+++ Provided data

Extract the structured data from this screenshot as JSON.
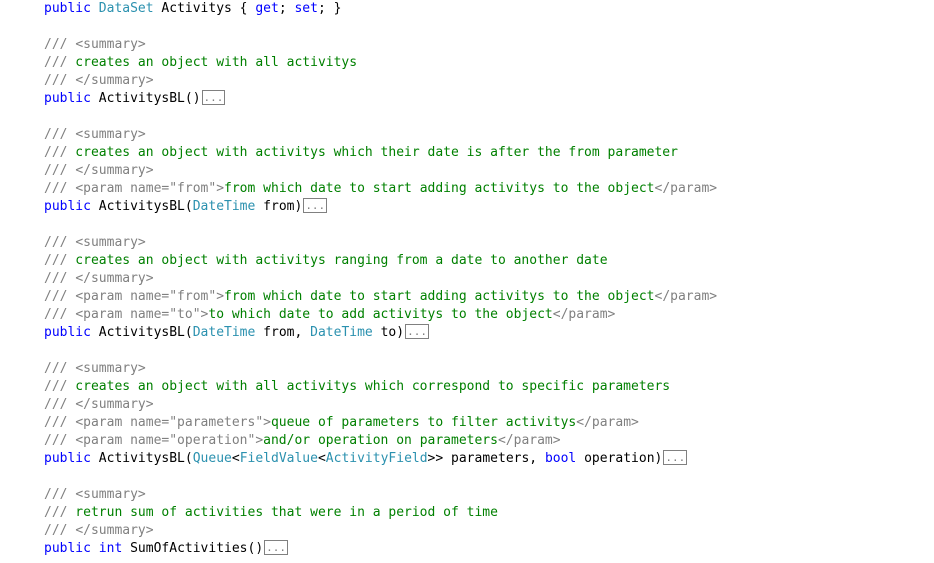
{
  "lines": [
    [
      {
        "cls": "kw",
        "t": "public"
      },
      {
        "cls": "txt",
        "t": " "
      },
      {
        "cls": "type",
        "t": "DataSet"
      },
      {
        "cls": "txt",
        "t": " Activitys { "
      },
      {
        "cls": "kw",
        "t": "get"
      },
      {
        "cls": "txt",
        "t": "; "
      },
      {
        "cls": "kw",
        "t": "set"
      },
      {
        "cls": "txt",
        "t": "; }"
      }
    ],
    [],
    [
      {
        "cls": "tag",
        "t": "///"
      },
      {
        "cls": "cm",
        "t": " "
      },
      {
        "cls": "tag",
        "t": "<summary>"
      }
    ],
    [
      {
        "cls": "tag",
        "t": "///"
      },
      {
        "cls": "cm",
        "t": " creates an object with all activitys"
      }
    ],
    [
      {
        "cls": "tag",
        "t": "///"
      },
      {
        "cls": "cm",
        "t": " "
      },
      {
        "cls": "tag",
        "t": "</summary>"
      }
    ],
    [
      {
        "cls": "kw",
        "t": "public"
      },
      {
        "cls": "txt",
        "t": " ActivitysBL()"
      },
      {
        "cls": "collapse",
        "t": "..."
      }
    ],
    [],
    [
      {
        "cls": "tag",
        "t": "///"
      },
      {
        "cls": "cm",
        "t": " "
      },
      {
        "cls": "tag",
        "t": "<summary>"
      }
    ],
    [
      {
        "cls": "tag",
        "t": "///"
      },
      {
        "cls": "cm",
        "t": " creates an object with activitys which their date is after the from parameter"
      }
    ],
    [
      {
        "cls": "tag",
        "t": "///"
      },
      {
        "cls": "cm",
        "t": " "
      },
      {
        "cls": "tag",
        "t": "</summary>"
      }
    ],
    [
      {
        "cls": "tag",
        "t": "///"
      },
      {
        "cls": "cm",
        "t": " "
      },
      {
        "cls": "tag",
        "t": "<param name=\"from\">"
      },
      {
        "cls": "cm",
        "t": "from which date to start adding activitys to the object"
      },
      {
        "cls": "tag",
        "t": "</param>"
      }
    ],
    [
      {
        "cls": "kw",
        "t": "public"
      },
      {
        "cls": "txt",
        "t": " ActivitysBL("
      },
      {
        "cls": "type",
        "t": "DateTime"
      },
      {
        "cls": "txt",
        "t": " from)"
      },
      {
        "cls": "collapse",
        "t": "..."
      }
    ],
    [],
    [
      {
        "cls": "tag",
        "t": "///"
      },
      {
        "cls": "cm",
        "t": " "
      },
      {
        "cls": "tag",
        "t": "<summary>"
      }
    ],
    [
      {
        "cls": "tag",
        "t": "///"
      },
      {
        "cls": "cm",
        "t": " creates an object with activitys ranging from a date to another date"
      }
    ],
    [
      {
        "cls": "tag",
        "t": "///"
      },
      {
        "cls": "cm",
        "t": " "
      },
      {
        "cls": "tag",
        "t": "</summary>"
      }
    ],
    [
      {
        "cls": "tag",
        "t": "///"
      },
      {
        "cls": "cm",
        "t": " "
      },
      {
        "cls": "tag",
        "t": "<param name=\"from\">"
      },
      {
        "cls": "cm",
        "t": "from which date to start adding activitys to the object"
      },
      {
        "cls": "tag",
        "t": "</param>"
      }
    ],
    [
      {
        "cls": "tag",
        "t": "///"
      },
      {
        "cls": "cm",
        "t": " "
      },
      {
        "cls": "tag",
        "t": "<param name=\"to\">"
      },
      {
        "cls": "cm",
        "t": "to which date to add activitys to the object"
      },
      {
        "cls": "tag",
        "t": "</param>"
      }
    ],
    [
      {
        "cls": "kw",
        "t": "public"
      },
      {
        "cls": "txt",
        "t": " ActivitysBL("
      },
      {
        "cls": "type",
        "t": "DateTime"
      },
      {
        "cls": "txt",
        "t": " from, "
      },
      {
        "cls": "type",
        "t": "DateTime"
      },
      {
        "cls": "txt",
        "t": " to)"
      },
      {
        "cls": "collapse",
        "t": "..."
      }
    ],
    [],
    [
      {
        "cls": "tag",
        "t": "///"
      },
      {
        "cls": "cm",
        "t": " "
      },
      {
        "cls": "tag",
        "t": "<summary>"
      }
    ],
    [
      {
        "cls": "tag",
        "t": "///"
      },
      {
        "cls": "cm",
        "t": " creates an object with all activitys which correspond to specific parameters"
      }
    ],
    [
      {
        "cls": "tag",
        "t": "///"
      },
      {
        "cls": "cm",
        "t": " "
      },
      {
        "cls": "tag",
        "t": "</summary>"
      }
    ],
    [
      {
        "cls": "tag",
        "t": "///"
      },
      {
        "cls": "cm",
        "t": " "
      },
      {
        "cls": "tag",
        "t": "<param name=\"parameters\">"
      },
      {
        "cls": "cm",
        "t": "queue of parameters to filter activitys"
      },
      {
        "cls": "tag",
        "t": "</param>"
      }
    ],
    [
      {
        "cls": "tag",
        "t": "///"
      },
      {
        "cls": "cm",
        "t": " "
      },
      {
        "cls": "tag",
        "t": "<param name=\"operation\">"
      },
      {
        "cls": "cm",
        "t": "and/or operation on parameters"
      },
      {
        "cls": "tag",
        "t": "</param>"
      }
    ],
    [
      {
        "cls": "kw",
        "t": "public"
      },
      {
        "cls": "txt",
        "t": " ActivitysBL("
      },
      {
        "cls": "type",
        "t": "Queue"
      },
      {
        "cls": "txt",
        "t": "<"
      },
      {
        "cls": "type",
        "t": "FieldValue"
      },
      {
        "cls": "txt",
        "t": "<"
      },
      {
        "cls": "type",
        "t": "ActivityField"
      },
      {
        "cls": "txt",
        "t": ">> parameters, "
      },
      {
        "cls": "kw",
        "t": "bool"
      },
      {
        "cls": "txt",
        "t": " operation)"
      },
      {
        "cls": "collapse",
        "t": "..."
      }
    ],
    [],
    [
      {
        "cls": "tag",
        "t": "///"
      },
      {
        "cls": "cm",
        "t": " "
      },
      {
        "cls": "tag",
        "t": "<summary>"
      }
    ],
    [
      {
        "cls": "tag",
        "t": "///"
      },
      {
        "cls": "cm",
        "t": " retrun sum of activities that were in a period of time"
      }
    ],
    [
      {
        "cls": "tag",
        "t": "///"
      },
      {
        "cls": "cm",
        "t": " "
      },
      {
        "cls": "tag",
        "t": "</summary>"
      }
    ],
    [
      {
        "cls": "kw",
        "t": "public"
      },
      {
        "cls": "txt",
        "t": " "
      },
      {
        "cls": "kw",
        "t": "int"
      },
      {
        "cls": "txt",
        "t": " SumOfActivities()"
      },
      {
        "cls": "collapse",
        "t": "..."
      }
    ]
  ],
  "colors": {
    "keyword": "#0000ff",
    "type": "#2b91af",
    "comment": "#008000",
    "doc_tag": "#808080",
    "background": "#ffffff"
  }
}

++++++

Work instructions ->
Return every line holding the word "parameters" from the records.

Reply to the task ->
        "t": " creates an object with all activitys which correspond to specific parameters"
        "t": "<param name=\"parameters\">"
        "t": "queue of parameters to filter activitys"
        "t": "and/or operation on parameters"
        "t": ">> parameters, "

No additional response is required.